__What the task requires__
Gather every line in the records below that contains the word "Gregarious".

(Dataset records)
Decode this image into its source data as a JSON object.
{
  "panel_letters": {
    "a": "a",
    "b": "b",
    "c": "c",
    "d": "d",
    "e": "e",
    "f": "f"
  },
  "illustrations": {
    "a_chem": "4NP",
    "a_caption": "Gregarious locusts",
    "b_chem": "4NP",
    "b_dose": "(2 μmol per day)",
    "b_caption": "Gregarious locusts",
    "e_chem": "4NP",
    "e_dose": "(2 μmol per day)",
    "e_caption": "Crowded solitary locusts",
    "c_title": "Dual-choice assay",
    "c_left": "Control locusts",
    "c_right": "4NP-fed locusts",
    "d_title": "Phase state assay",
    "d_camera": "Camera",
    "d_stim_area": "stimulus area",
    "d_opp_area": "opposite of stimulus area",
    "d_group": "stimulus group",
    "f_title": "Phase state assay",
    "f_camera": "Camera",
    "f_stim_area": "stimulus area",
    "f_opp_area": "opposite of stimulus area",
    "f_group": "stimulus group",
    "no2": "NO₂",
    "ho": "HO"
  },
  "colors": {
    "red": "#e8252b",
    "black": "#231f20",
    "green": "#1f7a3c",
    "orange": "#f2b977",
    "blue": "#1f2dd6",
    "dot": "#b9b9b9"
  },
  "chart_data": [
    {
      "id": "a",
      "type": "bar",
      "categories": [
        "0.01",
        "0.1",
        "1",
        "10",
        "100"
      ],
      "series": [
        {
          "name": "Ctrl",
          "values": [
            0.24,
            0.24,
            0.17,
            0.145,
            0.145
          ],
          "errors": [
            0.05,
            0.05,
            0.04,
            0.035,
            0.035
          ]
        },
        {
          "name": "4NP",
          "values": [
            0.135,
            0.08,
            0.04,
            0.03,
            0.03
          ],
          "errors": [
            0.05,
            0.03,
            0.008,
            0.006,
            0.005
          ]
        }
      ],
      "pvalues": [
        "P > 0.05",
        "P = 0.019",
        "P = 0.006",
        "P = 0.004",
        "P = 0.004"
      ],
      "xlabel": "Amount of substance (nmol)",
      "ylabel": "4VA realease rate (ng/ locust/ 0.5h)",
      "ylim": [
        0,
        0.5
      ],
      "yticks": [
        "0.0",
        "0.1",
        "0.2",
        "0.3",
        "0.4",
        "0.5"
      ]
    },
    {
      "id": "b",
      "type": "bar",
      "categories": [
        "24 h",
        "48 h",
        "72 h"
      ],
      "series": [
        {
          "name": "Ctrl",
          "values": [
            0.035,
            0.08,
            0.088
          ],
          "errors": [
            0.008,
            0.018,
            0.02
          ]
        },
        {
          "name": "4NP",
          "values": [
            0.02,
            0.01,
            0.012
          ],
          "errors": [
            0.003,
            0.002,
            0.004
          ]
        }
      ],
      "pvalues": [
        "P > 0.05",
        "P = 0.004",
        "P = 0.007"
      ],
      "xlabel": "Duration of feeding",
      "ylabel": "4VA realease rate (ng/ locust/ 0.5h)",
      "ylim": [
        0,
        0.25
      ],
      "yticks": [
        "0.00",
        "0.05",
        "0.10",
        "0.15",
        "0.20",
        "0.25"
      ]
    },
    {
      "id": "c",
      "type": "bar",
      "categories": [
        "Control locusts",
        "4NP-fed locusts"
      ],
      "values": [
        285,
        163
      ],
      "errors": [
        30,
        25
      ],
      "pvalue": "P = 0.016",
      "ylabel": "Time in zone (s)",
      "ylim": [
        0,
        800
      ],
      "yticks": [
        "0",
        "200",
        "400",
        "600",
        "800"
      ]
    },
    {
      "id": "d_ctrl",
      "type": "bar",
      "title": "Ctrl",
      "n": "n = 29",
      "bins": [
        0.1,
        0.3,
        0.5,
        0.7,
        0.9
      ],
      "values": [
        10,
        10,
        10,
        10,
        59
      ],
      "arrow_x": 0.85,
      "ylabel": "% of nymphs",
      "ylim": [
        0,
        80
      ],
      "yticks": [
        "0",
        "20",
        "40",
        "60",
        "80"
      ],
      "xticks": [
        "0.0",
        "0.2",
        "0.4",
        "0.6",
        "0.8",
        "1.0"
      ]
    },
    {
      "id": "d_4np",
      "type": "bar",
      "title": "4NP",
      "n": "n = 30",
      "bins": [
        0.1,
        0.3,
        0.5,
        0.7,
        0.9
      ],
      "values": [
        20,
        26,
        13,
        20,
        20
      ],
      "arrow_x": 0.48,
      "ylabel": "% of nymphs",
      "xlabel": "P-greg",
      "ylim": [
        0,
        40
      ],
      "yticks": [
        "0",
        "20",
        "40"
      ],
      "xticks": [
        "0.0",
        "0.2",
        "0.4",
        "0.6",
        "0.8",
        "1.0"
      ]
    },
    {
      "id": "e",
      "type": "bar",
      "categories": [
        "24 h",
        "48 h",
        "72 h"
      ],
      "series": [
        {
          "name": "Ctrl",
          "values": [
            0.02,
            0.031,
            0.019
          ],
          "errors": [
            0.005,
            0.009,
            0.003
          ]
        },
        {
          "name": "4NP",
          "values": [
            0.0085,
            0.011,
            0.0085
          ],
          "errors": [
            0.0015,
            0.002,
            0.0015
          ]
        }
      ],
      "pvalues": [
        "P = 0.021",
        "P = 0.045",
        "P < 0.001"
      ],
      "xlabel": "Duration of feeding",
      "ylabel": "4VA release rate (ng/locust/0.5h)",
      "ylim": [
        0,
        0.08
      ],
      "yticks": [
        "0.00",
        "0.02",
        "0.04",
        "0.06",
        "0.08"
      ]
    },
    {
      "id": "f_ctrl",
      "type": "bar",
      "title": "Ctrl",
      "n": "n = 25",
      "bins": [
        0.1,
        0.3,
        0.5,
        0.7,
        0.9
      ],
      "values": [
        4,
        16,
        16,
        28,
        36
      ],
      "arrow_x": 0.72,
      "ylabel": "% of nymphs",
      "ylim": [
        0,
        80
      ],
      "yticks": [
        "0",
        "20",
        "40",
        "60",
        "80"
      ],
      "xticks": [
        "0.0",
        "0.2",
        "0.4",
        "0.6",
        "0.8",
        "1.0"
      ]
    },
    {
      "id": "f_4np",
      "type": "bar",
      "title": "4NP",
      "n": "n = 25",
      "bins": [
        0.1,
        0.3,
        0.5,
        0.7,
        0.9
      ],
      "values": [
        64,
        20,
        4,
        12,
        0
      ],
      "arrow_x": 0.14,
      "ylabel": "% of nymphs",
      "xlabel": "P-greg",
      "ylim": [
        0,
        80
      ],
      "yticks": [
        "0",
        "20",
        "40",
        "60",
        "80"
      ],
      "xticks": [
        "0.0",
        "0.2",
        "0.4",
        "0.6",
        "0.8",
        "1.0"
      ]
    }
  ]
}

__Exercise answer__
    "a_caption": "Gregarious locusts",
    "b_caption": "Gregarious locusts",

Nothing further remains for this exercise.